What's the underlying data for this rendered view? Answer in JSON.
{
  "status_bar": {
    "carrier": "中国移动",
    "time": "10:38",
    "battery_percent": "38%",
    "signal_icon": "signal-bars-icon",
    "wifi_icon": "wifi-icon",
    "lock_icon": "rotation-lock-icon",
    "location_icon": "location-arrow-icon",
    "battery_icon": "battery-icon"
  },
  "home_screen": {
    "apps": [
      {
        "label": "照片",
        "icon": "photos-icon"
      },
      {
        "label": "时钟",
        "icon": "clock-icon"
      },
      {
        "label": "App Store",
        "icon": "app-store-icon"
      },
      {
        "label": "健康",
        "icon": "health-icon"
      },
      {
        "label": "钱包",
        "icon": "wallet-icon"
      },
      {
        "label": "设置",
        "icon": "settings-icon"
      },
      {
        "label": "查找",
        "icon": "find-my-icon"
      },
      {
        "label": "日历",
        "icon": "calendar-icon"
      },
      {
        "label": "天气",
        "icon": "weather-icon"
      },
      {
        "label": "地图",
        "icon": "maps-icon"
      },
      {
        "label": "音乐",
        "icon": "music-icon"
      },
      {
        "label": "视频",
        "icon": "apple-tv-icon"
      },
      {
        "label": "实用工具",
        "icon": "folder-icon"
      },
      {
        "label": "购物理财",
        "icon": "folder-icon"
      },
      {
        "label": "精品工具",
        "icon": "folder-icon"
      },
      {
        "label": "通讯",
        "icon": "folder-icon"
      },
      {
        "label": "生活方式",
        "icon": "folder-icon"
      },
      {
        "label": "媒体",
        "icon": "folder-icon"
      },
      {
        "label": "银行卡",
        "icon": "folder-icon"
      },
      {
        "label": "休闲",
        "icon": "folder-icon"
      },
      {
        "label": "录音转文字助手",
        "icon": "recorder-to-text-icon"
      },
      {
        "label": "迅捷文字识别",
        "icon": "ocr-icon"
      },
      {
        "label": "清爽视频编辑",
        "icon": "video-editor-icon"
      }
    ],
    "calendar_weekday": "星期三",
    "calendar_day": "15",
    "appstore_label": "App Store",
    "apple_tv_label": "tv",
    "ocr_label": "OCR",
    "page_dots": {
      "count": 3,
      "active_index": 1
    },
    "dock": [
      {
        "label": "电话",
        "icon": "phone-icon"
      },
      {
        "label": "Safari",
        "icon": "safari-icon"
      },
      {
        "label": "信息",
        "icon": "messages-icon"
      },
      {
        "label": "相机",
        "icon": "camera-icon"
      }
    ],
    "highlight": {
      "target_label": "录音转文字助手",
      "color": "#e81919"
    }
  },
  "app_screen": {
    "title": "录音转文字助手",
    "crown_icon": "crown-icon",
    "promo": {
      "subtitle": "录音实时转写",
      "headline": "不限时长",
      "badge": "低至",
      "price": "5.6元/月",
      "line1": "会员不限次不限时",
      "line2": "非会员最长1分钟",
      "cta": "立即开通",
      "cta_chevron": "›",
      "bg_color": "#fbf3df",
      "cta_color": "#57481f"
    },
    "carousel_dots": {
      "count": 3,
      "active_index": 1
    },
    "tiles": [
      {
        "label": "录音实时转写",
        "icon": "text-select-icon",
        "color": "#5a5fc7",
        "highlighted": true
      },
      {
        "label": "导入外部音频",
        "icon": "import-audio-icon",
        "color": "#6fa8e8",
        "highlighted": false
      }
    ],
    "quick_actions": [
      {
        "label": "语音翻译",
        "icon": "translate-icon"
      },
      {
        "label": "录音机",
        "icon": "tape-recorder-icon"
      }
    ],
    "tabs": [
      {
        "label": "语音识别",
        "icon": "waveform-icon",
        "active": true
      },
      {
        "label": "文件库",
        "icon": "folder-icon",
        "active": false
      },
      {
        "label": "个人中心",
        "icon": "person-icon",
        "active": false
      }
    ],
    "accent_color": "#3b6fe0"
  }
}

• To be done
From the records above, please extract every line and repeat it exactly.

• Correct answer
What's the underlying data for this rendered view? Answer in JSON.
{
  "status_bar": {
    "carrier": "中国移动",
    "time": "10:38",
    "battery_percent": "38%",
    "signal_icon": "signal-bars-icon",
    "wifi_icon": "wifi-icon",
    "lock_icon": "rotation-lock-icon",
    "location_icon": "location-arrow-icon",
    "battery_icon": "battery-icon"
  },
  "home_screen": {
    "apps": [
      {
        "label": "照片",
        "icon": "photos-icon"
      },
      {
        "label": "时钟",
        "icon": "clock-icon"
      },
      {
        "label": "App Store",
        "icon": "app-store-icon"
      },
      {
        "label": "健康",
        "icon": "health-icon"
      },
      {
        "label": "钱包",
        "icon": "wallet-icon"
      },
      {
        "label": "设置",
        "icon": "settings-icon"
      },
      {
        "label": "查找",
        "icon": "find-my-icon"
      },
      {
        "label": "日历",
        "icon": "calendar-icon"
      },
      {
        "label": "天气",
        "icon": "weather-icon"
      },
      {
        "label": "地图",
        "icon": "maps-icon"
      },
      {
        "label": "音乐",
        "icon": "music-icon"
      },
      {
        "label": "视频",
        "icon": "apple-tv-icon"
      },
      {
        "label": "实用工具",
        "icon": "folder-icon"
      },
      {
        "label": "购物理财",
        "icon": "folder-icon"
      },
      {
        "label": "精品工具",
        "icon": "folder-icon"
      },
      {
        "label": "通讯",
        "icon": "folder-icon"
      },
      {
        "label": "生活方式",
        "icon": "folder-icon"
      },
      {
        "label": "媒体",
        "icon": "folder-icon"
      },
      {
        "label": "银行卡",
        "icon": "folder-icon"
      },
      {
        "label": "休闲",
        "icon": "folder-icon"
      },
      {
        "label": "录音转文字助手",
        "icon": "recorder-to-text-icon"
      },
      {
        "label": "迅捷文字识别",
        "icon": "ocr-icon"
      },
      {
        "label": "清爽视频编辑",
        "icon": "video-editor-icon"
      }
    ],
    "calendar_weekday": "星期三",
    "calendar_day": "15",
    "appstore_label": "App Store",
    "apple_tv_label": "tv",
    "ocr_label": "OCR",
    "page_dots": {
      "count": 3,
      "active_index": 1
    },
    "dock": [
      {
        "label": "电话",
        "icon": "phone-icon"
      },
      {
        "label": "Safari",
        "icon": "safari-icon"
      },
      {
        "label": "信息",
        "icon": "messages-icon"
      },
      {
        "label": "相机",
        "icon": "camera-icon"
      }
    ],
    "highlight": {
      "target_label": "录音转文字助手",
      "color": "#e81919"
    }
  },
  "app_screen": {
    "title": "录音转文字助手",
    "crown_icon": "crown-icon",
    "promo": {
      "subtitle": "录音实时转写",
      "headline": "不限时长",
      "badge": "低至",
      "price": "5.6元/月",
      "line1": "会员不限次不限时",
      "line2": "非会员最长1分钟",
      "cta": "立即开通",
      "cta_chevron": "›",
      "bg_color": "#fbf3df",
      "cta_color": "#57481f"
    },
    "carousel_dots": {
      "count": 3,
      "active_index": 1
    },
    "tiles": [
      {
        "label": "录音实时转写",
        "icon": "text-select-icon",
        "color": "#5a5fc7",
        "highlighted": true
      },
      {
        "label": "导入外部音频",
        "icon": "import-audio-icon",
        "color": "#6fa8e8",
        "highlighted": false
      }
    ],
    "quick_actions": [
      {
        "label": "语音翻译",
        "icon": "translate-icon"
      },
      {
        "label": "录音机",
        "icon": "tape-recorder-icon"
      }
    ],
    "tabs": [
      {
        "label": "语音识别",
        "icon": "waveform-icon",
        "active": true
      },
      {
        "label": "文件库",
        "icon": "folder-icon",
        "active": false
      },
      {
        "label": "个人中心",
        "icon": "person-icon",
        "active": false
      }
    ],
    "accent_color": "#3b6fe0"
  }
}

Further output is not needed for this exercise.